What the exercise asks: Pull every line containing the word "paper" from the records.

Data for the task:
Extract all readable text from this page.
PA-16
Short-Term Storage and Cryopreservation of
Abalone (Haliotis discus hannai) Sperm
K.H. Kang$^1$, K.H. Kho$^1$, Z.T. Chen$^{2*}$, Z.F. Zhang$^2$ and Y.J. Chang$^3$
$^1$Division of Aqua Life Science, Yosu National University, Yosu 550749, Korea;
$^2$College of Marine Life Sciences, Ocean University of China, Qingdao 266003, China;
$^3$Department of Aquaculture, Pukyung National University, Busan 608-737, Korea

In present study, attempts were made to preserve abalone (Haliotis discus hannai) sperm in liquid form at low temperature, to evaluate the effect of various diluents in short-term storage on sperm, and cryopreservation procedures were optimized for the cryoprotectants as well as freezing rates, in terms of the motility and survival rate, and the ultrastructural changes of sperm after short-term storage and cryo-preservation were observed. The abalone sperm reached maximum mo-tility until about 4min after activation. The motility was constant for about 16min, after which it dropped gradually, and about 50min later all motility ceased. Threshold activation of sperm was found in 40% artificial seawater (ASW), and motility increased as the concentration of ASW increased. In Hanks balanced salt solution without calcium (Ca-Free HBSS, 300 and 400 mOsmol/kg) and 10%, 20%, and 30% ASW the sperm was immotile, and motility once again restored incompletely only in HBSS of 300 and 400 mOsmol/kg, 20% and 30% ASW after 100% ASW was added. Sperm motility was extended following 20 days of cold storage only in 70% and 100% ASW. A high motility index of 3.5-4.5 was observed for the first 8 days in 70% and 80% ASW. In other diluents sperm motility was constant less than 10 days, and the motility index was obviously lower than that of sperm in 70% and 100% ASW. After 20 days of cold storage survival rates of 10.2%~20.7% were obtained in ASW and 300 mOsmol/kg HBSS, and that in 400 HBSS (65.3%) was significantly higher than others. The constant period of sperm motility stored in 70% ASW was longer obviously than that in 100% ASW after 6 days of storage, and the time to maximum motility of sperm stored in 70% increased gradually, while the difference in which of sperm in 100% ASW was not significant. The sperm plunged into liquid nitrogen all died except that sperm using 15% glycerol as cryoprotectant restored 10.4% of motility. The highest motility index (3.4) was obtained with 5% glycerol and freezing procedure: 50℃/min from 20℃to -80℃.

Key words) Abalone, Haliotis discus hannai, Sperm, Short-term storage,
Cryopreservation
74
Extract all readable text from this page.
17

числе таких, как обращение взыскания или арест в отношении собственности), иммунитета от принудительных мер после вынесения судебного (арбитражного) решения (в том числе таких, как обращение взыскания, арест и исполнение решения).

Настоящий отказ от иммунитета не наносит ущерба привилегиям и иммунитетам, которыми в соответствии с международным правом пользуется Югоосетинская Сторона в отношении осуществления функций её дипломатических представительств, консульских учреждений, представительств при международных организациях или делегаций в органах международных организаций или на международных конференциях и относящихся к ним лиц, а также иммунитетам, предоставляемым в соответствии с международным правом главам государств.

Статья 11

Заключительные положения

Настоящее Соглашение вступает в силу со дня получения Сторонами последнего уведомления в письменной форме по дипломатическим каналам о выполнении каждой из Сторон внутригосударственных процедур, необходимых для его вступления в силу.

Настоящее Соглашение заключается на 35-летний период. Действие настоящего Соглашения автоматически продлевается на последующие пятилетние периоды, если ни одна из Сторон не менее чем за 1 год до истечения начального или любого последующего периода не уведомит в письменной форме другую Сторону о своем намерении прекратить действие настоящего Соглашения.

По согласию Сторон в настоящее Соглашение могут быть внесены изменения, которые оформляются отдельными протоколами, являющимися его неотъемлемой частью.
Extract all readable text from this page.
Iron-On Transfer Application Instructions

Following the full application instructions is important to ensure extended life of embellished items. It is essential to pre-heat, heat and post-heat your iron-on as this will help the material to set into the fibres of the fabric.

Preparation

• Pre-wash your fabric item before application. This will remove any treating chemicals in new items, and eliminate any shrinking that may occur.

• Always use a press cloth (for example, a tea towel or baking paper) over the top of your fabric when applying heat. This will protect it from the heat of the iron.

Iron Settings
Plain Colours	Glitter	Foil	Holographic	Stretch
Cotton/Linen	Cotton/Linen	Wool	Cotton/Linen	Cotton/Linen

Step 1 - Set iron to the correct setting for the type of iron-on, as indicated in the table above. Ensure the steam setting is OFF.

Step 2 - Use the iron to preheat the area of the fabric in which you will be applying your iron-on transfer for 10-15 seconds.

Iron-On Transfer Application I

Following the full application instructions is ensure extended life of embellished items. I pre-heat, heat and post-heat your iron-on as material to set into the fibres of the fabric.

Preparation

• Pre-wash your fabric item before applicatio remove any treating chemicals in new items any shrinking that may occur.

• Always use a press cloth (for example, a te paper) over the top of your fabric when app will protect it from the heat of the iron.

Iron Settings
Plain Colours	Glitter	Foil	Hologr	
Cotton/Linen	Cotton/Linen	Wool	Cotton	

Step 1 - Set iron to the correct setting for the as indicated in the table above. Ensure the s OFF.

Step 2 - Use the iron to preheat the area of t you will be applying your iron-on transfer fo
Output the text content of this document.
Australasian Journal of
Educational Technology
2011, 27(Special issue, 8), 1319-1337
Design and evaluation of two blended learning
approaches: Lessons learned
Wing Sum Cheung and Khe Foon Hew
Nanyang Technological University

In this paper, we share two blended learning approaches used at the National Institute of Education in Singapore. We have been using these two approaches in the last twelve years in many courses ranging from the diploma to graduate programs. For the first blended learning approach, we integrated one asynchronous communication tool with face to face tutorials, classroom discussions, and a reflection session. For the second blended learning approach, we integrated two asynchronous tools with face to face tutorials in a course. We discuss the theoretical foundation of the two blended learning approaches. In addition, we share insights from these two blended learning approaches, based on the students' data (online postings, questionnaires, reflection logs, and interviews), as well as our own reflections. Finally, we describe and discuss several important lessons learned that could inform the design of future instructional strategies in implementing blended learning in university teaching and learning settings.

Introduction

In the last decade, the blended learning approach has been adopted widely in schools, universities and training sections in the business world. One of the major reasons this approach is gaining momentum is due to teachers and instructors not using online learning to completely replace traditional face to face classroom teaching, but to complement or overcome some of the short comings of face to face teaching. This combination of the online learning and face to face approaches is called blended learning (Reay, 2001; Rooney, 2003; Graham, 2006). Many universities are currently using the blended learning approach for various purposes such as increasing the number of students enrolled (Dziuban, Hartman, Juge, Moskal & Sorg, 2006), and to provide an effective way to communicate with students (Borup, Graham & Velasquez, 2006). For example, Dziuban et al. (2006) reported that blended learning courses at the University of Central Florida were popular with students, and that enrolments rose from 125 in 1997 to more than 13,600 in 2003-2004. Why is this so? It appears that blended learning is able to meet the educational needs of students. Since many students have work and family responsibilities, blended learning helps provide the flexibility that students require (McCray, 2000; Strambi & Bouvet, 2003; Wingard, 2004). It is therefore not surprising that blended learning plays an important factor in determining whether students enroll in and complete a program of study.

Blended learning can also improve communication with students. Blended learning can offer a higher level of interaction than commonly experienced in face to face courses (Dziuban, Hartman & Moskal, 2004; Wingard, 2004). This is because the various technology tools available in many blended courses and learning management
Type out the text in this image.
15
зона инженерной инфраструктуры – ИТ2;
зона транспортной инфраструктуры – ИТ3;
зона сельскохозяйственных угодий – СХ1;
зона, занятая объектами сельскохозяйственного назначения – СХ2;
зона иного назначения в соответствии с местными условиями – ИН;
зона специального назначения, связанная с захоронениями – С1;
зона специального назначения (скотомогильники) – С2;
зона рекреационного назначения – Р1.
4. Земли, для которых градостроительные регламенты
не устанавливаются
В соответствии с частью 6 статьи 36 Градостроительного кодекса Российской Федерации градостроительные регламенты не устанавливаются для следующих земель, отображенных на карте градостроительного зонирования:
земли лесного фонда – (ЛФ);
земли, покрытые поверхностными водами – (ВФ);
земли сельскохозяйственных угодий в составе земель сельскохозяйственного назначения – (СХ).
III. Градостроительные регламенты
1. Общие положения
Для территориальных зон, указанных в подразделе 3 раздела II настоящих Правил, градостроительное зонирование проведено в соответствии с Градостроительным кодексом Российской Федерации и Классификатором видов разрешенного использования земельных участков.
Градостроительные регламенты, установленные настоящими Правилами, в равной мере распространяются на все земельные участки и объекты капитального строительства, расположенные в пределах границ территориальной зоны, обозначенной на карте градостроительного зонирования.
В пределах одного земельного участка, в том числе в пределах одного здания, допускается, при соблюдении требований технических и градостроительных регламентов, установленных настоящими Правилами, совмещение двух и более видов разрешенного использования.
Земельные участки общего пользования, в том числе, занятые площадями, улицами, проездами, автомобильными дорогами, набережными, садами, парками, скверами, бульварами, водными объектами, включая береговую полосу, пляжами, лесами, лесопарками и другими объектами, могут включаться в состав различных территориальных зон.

Expected output:
• Always use a press cloth (for example, a tea towel or baking paper) over the top of your fabric when applying heat. This will protect it from the heat of the iron.
• Always use a press cloth (for example, a te paper) over the top of your fabric when app will protect it from the heat of the iron.
In this paper, we share two blended learning approaches used at the National Institute of Education in Singapore. We have been using these two approaches in the last twelve years in many courses ranging from the diploma to graduate programs. For the first blended learning approach, we integrated one asynchronous communication tool with face to face tutorials, classroom discussions, and a reflection session. For the second blended learning approach, we integrated two asynchronous tools with face to face tutorials in a course. We discuss the theoretical foundation of the two blended learning approaches. In addition, we share insights from these two blended learning approaches, based on the students' data (online postings, questionnaires, reflection logs, and interviews), as well as our own reflections. Finally, we describe and discuss several important lessons learned that could inform the design of future instructional strategies in implementing blended learning in university teaching and learning settings.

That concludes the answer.